- _PROBLEM TO WORK ON_
The answer must consist of each line of the records below that contains the string "sialyl".

- _THE DATA_

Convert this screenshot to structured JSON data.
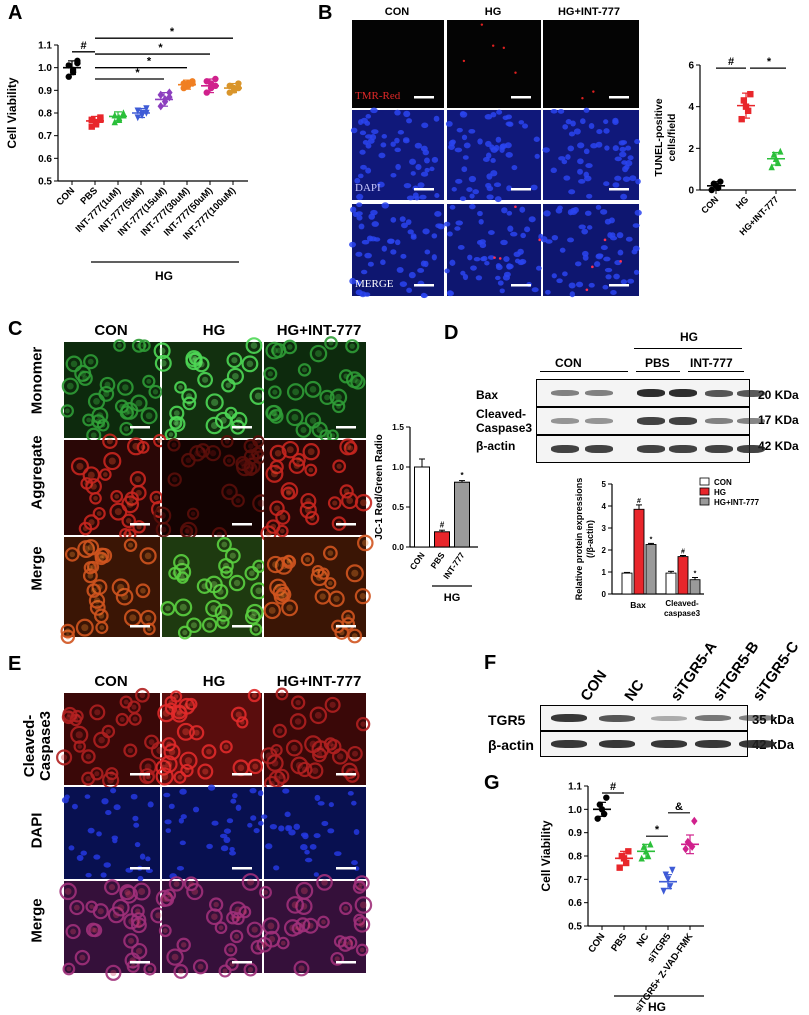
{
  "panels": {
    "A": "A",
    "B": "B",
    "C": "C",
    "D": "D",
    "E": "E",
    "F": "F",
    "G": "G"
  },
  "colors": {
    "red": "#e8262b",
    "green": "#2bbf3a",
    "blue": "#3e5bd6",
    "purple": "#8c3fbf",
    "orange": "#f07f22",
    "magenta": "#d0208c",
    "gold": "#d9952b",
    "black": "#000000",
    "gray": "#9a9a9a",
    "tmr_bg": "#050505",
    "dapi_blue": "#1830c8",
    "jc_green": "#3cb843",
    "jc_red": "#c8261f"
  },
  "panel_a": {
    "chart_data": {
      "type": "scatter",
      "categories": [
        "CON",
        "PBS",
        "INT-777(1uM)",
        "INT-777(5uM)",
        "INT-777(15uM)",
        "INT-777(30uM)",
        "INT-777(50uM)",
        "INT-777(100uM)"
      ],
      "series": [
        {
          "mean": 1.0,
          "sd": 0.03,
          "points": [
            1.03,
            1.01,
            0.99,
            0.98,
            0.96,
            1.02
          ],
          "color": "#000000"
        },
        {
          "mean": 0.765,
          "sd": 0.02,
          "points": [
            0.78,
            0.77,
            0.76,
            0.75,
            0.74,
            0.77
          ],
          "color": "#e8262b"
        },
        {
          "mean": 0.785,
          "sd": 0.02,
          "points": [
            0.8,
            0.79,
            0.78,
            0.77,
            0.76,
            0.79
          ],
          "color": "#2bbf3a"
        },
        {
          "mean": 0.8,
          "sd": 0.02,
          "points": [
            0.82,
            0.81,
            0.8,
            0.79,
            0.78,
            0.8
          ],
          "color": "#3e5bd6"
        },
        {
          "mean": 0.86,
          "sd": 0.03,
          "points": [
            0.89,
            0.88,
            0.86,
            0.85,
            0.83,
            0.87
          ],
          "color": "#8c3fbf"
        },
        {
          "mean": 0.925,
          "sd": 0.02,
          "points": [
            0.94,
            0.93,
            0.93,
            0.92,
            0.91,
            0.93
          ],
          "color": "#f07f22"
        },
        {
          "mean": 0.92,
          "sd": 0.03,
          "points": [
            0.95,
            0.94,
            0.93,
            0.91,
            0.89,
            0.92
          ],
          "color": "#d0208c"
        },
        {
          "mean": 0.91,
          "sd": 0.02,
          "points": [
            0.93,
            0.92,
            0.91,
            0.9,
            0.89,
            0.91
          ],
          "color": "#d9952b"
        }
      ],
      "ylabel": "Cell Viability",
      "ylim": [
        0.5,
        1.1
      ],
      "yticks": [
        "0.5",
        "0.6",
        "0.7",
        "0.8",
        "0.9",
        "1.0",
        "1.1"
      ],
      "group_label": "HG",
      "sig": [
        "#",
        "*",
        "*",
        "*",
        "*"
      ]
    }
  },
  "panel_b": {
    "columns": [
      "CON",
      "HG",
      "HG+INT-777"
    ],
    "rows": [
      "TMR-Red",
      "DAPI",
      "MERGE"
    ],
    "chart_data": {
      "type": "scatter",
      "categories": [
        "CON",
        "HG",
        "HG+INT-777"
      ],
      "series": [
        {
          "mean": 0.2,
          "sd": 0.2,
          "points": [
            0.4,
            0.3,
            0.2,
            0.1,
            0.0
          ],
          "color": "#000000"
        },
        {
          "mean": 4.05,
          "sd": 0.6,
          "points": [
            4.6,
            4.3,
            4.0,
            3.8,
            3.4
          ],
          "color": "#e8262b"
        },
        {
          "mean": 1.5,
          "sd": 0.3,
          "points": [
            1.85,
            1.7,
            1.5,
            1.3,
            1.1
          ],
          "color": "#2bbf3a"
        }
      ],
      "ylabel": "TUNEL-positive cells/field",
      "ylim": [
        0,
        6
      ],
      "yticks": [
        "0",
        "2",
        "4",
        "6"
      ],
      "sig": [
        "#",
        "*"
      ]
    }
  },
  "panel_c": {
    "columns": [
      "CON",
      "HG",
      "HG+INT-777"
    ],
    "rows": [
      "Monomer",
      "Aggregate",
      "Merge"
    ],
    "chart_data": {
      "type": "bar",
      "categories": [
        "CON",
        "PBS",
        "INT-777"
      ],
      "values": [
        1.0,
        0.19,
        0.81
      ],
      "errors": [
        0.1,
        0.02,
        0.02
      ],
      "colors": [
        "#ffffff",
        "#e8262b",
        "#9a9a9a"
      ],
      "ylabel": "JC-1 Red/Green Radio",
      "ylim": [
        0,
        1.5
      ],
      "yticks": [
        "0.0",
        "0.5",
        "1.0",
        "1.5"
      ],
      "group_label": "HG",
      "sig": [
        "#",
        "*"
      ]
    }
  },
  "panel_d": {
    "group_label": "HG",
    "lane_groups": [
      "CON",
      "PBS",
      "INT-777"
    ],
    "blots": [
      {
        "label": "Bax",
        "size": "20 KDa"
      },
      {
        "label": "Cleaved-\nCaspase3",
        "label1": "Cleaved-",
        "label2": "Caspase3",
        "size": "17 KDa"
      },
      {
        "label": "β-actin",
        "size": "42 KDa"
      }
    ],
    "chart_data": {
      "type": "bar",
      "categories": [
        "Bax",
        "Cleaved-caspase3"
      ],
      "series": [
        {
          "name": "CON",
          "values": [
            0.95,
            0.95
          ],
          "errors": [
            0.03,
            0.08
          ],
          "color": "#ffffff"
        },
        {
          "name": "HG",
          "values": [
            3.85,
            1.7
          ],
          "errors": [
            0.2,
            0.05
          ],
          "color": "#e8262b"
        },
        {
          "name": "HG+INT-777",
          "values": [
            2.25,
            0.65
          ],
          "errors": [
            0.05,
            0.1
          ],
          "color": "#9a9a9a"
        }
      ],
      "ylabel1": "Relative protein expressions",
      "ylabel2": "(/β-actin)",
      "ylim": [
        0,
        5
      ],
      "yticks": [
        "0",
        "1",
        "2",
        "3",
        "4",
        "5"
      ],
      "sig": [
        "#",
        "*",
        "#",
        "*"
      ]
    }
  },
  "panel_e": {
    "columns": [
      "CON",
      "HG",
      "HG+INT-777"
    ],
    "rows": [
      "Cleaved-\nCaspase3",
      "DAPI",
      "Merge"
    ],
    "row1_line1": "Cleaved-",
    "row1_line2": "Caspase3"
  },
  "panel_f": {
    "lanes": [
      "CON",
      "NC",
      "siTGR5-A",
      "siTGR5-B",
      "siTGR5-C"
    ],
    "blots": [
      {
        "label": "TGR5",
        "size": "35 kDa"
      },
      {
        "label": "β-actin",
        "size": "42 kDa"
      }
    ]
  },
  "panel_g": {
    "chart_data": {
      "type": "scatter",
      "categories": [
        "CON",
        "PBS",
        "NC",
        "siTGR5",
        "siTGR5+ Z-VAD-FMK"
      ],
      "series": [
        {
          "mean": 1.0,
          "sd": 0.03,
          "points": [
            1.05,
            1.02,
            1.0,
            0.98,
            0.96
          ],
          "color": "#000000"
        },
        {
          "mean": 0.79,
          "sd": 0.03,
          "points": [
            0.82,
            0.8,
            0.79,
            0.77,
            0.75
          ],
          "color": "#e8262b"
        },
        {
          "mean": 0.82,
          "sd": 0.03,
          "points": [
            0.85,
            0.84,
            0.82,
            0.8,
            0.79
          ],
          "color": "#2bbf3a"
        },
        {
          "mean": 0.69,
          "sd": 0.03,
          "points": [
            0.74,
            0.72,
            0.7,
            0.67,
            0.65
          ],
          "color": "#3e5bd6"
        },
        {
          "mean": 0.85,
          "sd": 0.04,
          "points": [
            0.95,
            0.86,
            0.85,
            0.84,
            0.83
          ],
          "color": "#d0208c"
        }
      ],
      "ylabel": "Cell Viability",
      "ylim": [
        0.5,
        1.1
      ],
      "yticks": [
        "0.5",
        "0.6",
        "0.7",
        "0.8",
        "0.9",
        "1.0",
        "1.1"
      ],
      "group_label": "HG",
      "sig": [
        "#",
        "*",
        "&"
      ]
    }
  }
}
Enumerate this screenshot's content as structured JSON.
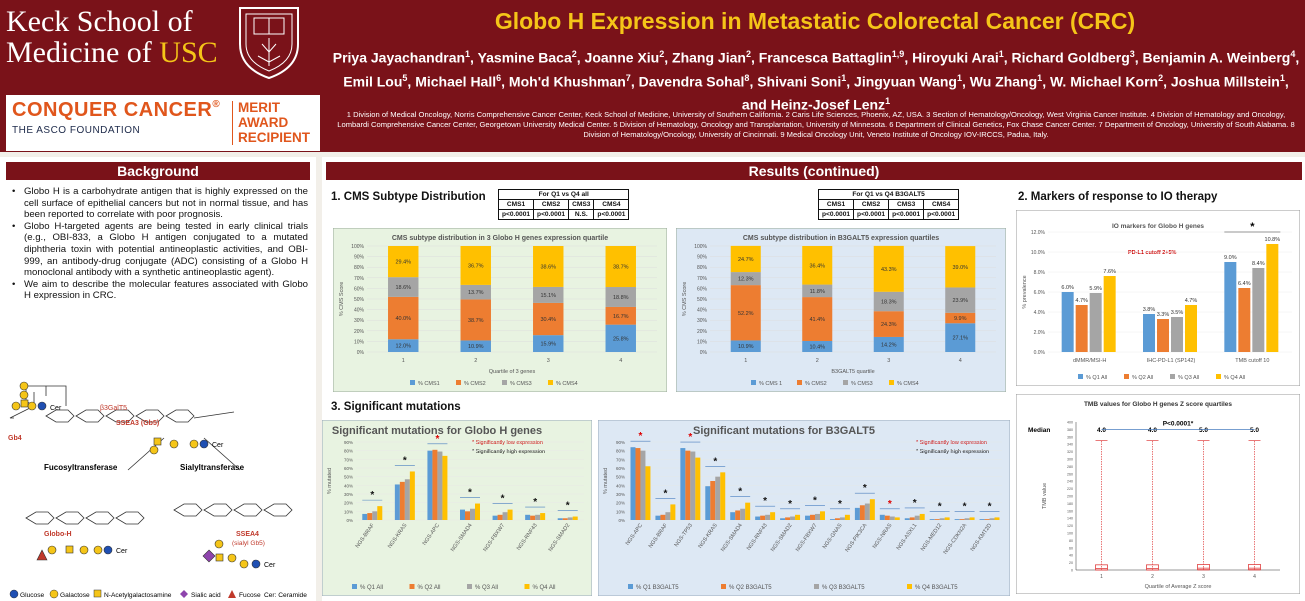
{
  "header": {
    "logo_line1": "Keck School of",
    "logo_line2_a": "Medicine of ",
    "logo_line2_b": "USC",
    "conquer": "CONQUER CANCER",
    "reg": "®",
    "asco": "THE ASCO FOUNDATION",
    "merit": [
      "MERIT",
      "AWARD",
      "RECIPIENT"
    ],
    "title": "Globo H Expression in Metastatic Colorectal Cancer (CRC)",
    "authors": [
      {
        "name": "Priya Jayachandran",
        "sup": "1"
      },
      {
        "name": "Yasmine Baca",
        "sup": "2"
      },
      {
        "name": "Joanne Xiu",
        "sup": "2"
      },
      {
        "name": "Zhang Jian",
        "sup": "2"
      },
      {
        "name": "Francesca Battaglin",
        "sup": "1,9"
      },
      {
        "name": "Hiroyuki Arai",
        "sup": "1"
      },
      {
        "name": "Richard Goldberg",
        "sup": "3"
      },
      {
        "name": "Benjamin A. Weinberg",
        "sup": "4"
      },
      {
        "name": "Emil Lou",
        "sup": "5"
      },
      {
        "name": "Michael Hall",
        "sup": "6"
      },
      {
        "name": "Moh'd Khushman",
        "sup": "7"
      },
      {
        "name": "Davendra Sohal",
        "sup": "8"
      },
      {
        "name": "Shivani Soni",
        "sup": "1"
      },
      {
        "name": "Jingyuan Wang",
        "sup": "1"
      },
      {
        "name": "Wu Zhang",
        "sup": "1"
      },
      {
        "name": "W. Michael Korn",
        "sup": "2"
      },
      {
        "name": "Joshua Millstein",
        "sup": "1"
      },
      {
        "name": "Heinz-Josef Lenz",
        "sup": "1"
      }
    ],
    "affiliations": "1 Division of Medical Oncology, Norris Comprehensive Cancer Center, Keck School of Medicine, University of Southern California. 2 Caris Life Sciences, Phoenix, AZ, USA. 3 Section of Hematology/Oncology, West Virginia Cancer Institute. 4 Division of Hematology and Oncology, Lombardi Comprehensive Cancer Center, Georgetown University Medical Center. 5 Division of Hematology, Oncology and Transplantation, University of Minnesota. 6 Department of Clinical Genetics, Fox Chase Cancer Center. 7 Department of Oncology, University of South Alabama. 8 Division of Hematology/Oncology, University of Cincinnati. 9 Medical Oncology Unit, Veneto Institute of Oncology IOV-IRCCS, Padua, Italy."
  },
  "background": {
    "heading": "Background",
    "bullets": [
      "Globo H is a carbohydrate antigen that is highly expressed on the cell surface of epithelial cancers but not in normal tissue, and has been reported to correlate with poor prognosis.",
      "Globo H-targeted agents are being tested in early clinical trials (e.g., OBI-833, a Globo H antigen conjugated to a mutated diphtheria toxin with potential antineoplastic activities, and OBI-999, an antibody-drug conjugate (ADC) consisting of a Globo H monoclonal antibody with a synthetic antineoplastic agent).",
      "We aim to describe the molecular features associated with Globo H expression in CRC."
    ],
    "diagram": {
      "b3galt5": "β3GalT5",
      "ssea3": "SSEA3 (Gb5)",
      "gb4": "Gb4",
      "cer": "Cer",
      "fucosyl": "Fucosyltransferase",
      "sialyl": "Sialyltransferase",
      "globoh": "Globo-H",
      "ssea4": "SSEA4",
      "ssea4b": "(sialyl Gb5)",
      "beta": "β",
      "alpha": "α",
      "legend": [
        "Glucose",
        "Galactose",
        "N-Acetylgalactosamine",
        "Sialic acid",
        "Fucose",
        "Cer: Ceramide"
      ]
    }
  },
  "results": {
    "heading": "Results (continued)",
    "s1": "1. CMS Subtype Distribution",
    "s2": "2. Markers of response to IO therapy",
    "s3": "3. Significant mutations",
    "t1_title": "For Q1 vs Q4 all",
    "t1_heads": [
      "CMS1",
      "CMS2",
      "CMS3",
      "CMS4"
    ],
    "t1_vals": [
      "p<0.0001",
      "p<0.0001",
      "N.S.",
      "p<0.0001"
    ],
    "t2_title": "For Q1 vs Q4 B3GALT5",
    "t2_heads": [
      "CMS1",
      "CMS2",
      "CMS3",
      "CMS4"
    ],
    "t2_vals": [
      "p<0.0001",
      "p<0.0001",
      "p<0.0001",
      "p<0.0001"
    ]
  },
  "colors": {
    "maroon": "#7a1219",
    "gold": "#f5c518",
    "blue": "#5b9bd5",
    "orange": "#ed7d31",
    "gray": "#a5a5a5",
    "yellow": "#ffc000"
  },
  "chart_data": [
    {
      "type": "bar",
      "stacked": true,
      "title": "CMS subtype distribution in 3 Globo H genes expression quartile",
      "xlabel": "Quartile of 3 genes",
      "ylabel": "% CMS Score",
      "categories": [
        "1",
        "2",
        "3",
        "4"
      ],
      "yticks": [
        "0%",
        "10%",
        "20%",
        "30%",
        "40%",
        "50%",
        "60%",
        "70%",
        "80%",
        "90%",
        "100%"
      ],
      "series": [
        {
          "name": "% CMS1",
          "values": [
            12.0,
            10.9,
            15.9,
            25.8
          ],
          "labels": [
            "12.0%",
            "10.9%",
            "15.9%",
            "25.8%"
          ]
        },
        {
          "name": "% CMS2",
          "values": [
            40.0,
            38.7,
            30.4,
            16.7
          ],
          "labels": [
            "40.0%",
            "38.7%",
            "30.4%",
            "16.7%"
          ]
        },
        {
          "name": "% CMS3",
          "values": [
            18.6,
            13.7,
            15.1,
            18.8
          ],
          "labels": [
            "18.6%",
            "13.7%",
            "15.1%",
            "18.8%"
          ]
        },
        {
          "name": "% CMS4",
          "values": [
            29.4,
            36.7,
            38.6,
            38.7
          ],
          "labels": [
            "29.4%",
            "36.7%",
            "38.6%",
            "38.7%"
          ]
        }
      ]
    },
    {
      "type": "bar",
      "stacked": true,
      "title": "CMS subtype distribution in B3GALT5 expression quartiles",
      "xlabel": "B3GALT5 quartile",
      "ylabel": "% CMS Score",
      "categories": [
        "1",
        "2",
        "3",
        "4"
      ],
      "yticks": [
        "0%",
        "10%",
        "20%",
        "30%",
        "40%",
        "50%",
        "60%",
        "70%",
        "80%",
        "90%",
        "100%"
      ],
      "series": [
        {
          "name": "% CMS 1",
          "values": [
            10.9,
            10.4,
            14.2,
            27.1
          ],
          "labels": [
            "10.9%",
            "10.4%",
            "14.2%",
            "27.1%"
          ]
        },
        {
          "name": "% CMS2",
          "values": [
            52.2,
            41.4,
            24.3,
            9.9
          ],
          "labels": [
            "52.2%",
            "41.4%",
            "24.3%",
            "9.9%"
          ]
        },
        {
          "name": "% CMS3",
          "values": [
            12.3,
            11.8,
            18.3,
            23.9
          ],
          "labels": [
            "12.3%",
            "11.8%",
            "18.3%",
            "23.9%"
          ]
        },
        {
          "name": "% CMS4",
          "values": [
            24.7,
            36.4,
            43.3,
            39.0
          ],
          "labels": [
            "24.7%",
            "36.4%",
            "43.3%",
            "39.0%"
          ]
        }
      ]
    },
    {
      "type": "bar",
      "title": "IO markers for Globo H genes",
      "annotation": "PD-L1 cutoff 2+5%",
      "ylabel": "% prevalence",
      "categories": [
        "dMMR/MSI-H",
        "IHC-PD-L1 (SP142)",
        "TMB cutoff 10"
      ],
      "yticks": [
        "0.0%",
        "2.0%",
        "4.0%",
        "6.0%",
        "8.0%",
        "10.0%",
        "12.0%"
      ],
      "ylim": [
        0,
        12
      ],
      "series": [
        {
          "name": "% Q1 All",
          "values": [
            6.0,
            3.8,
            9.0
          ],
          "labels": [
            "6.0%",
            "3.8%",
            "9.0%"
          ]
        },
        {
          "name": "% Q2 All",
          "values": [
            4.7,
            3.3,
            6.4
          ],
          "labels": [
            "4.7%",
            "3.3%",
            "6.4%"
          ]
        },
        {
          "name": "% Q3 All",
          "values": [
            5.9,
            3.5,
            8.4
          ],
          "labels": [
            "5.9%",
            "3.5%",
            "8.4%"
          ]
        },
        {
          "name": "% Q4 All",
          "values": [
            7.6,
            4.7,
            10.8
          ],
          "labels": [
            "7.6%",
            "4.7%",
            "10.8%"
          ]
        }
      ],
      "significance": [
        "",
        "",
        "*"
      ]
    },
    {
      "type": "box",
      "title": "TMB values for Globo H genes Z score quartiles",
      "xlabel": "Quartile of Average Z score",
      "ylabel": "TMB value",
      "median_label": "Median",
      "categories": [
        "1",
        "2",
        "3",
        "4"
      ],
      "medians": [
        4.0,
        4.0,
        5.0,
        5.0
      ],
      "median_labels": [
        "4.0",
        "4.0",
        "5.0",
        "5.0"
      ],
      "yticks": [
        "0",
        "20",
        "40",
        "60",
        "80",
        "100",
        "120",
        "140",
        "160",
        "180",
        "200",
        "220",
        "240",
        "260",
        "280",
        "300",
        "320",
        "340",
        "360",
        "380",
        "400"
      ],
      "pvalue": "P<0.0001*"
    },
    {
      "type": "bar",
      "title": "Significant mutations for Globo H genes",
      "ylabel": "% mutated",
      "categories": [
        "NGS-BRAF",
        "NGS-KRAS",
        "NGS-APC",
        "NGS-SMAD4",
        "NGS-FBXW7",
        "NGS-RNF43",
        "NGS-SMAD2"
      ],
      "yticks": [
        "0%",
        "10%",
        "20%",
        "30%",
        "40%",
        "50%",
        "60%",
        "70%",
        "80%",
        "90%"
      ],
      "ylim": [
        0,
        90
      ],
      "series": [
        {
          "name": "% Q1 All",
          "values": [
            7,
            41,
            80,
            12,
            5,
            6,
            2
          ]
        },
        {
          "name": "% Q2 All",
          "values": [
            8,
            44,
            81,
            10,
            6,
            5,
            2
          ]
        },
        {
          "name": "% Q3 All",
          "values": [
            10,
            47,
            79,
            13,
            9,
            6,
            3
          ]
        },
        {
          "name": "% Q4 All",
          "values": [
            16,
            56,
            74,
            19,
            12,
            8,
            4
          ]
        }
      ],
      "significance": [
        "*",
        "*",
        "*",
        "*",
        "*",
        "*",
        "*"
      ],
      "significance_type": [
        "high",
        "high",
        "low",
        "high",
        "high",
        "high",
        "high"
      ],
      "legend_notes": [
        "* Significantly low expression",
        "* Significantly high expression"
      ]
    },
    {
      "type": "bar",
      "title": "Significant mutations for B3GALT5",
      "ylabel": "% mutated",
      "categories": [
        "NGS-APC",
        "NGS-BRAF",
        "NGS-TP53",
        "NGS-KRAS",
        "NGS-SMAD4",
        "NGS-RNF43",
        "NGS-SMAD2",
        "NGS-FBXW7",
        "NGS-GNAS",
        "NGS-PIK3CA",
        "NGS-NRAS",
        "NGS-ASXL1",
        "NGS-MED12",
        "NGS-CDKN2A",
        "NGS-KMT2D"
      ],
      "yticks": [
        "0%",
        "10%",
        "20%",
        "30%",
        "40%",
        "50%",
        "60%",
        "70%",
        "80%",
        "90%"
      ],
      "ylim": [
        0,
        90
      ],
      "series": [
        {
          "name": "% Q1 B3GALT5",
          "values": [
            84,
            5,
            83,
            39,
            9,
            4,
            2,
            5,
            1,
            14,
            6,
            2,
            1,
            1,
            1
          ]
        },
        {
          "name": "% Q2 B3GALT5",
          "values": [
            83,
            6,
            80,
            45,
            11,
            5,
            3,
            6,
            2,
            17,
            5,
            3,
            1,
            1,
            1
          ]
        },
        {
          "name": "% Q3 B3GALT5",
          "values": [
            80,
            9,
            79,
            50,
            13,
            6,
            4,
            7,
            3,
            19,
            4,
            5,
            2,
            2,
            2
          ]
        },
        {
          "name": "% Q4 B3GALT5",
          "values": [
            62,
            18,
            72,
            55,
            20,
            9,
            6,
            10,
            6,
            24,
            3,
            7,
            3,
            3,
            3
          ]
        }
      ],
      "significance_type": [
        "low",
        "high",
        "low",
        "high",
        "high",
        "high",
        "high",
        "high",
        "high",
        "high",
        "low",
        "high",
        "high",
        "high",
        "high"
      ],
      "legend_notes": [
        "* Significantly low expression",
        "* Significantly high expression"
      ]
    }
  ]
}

- _OUTPUT OF THE EXERCISE_
      "sialyl": "Sialyltransferase",
      "ssea4b": "(sialyl Gb5)",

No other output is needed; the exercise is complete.